» SELECTION:
====
No, not at all. And I know most golfers don't hit it 250.
My point was that 20% is huge. If the ball is rolled back 20%, Rory's gonna hit it 250 and the average golfer's 200-yard drives are going to go 160. That's nuts, IMO.
But somehow we've still managed to find tee boxes for those folks.
20% is huge, though… I'm aware that you can do the math, but for my own sake: I've said that "6500 yards is enough for 95% of the world's golfers." I believe it, and I've rarely gotten any push-back from anyone on it. So, with a 20% roll-back, 6500 yards becomes 5200. How many courses even have tees at 5200? Maybe all of them, but remember then: these are the new BACK tees, and everything else will have to be short of them. The existing 6000 yard tees would have to move to 4800, the 5600 yard tees would move to 4480, and the 5200-yard tees that may or may not exist now would have to be moved up to about 4160.
====
» INFORMATION SHOWN:
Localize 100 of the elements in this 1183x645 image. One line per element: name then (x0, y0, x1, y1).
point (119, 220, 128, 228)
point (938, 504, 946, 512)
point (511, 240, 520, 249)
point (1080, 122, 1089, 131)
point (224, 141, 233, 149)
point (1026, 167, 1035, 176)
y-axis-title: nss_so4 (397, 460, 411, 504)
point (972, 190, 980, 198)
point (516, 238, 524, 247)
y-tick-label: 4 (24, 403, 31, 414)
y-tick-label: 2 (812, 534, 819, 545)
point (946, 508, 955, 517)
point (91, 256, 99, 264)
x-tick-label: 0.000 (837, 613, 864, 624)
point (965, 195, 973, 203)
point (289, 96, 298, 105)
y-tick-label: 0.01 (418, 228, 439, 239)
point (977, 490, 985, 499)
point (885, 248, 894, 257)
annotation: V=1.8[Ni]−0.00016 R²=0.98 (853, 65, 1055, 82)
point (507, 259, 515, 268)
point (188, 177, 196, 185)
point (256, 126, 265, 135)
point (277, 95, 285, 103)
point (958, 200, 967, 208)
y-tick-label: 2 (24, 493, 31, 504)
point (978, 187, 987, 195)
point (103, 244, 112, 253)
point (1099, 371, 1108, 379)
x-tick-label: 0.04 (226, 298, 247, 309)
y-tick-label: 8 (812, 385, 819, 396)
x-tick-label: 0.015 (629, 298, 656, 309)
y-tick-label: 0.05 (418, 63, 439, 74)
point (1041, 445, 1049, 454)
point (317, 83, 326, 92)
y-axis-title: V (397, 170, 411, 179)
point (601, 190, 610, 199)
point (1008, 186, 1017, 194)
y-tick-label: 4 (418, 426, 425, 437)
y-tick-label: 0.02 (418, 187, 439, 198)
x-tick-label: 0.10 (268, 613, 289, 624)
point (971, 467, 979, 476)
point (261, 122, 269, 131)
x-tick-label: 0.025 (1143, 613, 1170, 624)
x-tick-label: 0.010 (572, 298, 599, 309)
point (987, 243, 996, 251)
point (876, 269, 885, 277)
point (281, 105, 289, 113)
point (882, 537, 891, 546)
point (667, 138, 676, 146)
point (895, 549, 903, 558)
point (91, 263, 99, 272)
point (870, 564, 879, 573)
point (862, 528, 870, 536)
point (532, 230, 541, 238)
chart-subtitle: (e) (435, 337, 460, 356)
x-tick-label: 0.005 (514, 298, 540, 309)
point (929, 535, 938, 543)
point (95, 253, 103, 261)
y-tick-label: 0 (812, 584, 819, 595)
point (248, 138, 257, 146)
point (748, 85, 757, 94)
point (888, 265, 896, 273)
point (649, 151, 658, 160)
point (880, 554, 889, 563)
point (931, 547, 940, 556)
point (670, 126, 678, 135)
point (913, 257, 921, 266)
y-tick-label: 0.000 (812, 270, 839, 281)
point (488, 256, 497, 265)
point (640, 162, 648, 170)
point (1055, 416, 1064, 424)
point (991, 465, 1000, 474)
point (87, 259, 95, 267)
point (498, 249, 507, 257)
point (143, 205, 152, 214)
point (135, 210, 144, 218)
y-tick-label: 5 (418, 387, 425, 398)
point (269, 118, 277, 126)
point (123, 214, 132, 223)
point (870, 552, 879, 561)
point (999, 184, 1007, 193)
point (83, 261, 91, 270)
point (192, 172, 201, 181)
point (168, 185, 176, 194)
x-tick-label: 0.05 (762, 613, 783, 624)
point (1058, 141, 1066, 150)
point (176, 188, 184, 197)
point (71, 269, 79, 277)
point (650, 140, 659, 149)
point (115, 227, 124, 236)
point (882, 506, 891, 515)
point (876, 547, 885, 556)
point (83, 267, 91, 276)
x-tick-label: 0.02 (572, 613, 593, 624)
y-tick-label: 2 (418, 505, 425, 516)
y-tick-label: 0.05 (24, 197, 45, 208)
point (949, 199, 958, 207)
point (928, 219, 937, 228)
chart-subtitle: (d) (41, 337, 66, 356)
====
» TASKS:
• 1. In the golf discussion, how many yards does a 6500-yard course become with a 20% roll-back?
• 2. Put the records, from their first line through the line containing "point (876, 269, 885, 277)", into a Markdown table with the columns Row and Record line, numbering each row and leaving out blank lines.
The records bear no relation to the golf discussion.

» PROBLEM SOLUTIONS:
• 1. 5200 yards.

• 2.
| Row | Record line |
|---|---|
| 1 | Localize 100 of the elements in this 1183x645 image. One line per element: name then (x0, y0, x1, y1). |
| 2 | point (119, 220, 128, 228) |
| 3 | point (938, 504, 946, 512) |
| 4 | point (511, 240, 520, 249) |
| 5 | point (1080, 122, 1089, 131) |
| 6 | point (224, 141, 233, 149) |
| 7 | point (1026, 167, 1035, 176) |
| 8 | y-axis-title: nss_so4 (397, 460, 411, 504) |
| 9 | point (972, 190, 980, 198) |
| 10 | point (516, 238, 524, 247) |
| 11 | y-tick-label: 4 (24, 403, 31, 414) |
| 12 | y-tick-label: 2 (812, 534, 819, 545) |
| 13 | point (946, 508, 955, 517) |
| 14 | point (91, 256, 99, 264) |
| 15 | x-tick-label: 0.000 (837, 613, 864, 624) |
| 16 | point (965, 195, 973, 203) |
| 17 | point (289, 96, 298, 105) |
| 18 | y-tick-label: 0.01 (418, 228, 439, 239) |
| 19 | point (977, 490, 985, 499) |
| 20 | point (885, 248, 894, 257) |
| 21 | annotation: V=1.8[Ni]−0.00016 R²=0.98 (853, 65, 1055, 82) |
| 22 | point (507, 259, 515, 268) |
| 23 | point (188, 177, 196, 185) |
| 24 | point (256, 126, 265, 135) |
| 25 | point (277, 95, 285, 103) |
| 26 | point (958, 200, 967, 208) |
| 27 | y-tick-label: 2 (24, 493, 31, 504) |
| 28 | point (978, 187, 987, 195) |
| 29 | point (103, 244, 112, 253) |
| 30 | point (1099, 371, 1108, 379) |
| 31 | x-tick-label: 0.04 (226, 298, 247, 309) |
| 32 | y-tick-label: 8 (812, 385, 819, 396) |
| 33 | x-tick-label: 0.015 (629, 298, 656, 309) |
| 34 | y-tick-label: 0.05 (418, 63, 439, 74) |
| 35 | point (1041, 445, 1049, 454) |
| 36 | point (317, 83, 326, 92) |
| 37 | y-axis-title: V (397, 170, 411, 179) |
| 38 | point (601, 190, 610, 199) |
| 39 | point (1008, 186, 1017, 194) |
| 40 | y-tick-label: 4 (418, 426, 425, 437) |
| 41 | y-tick-label: 0.02 (418, 187, 439, 198) |
| 42 | x-tick-label: 0.10 (268, 613, 289, 624) |
| 43 | point (971, 467, 979, 476) |
| 44 | point (261, 122, 269, 131) |
| 45 | x-tick-label: 0.025 (1143, 613, 1170, 624) |
| 46 | x-tick-label: 0.010 (572, 298, 599, 309) |
| 47 | point (987, 243, 996, 251) |
| 48 | point (876, 269, 885, 277) |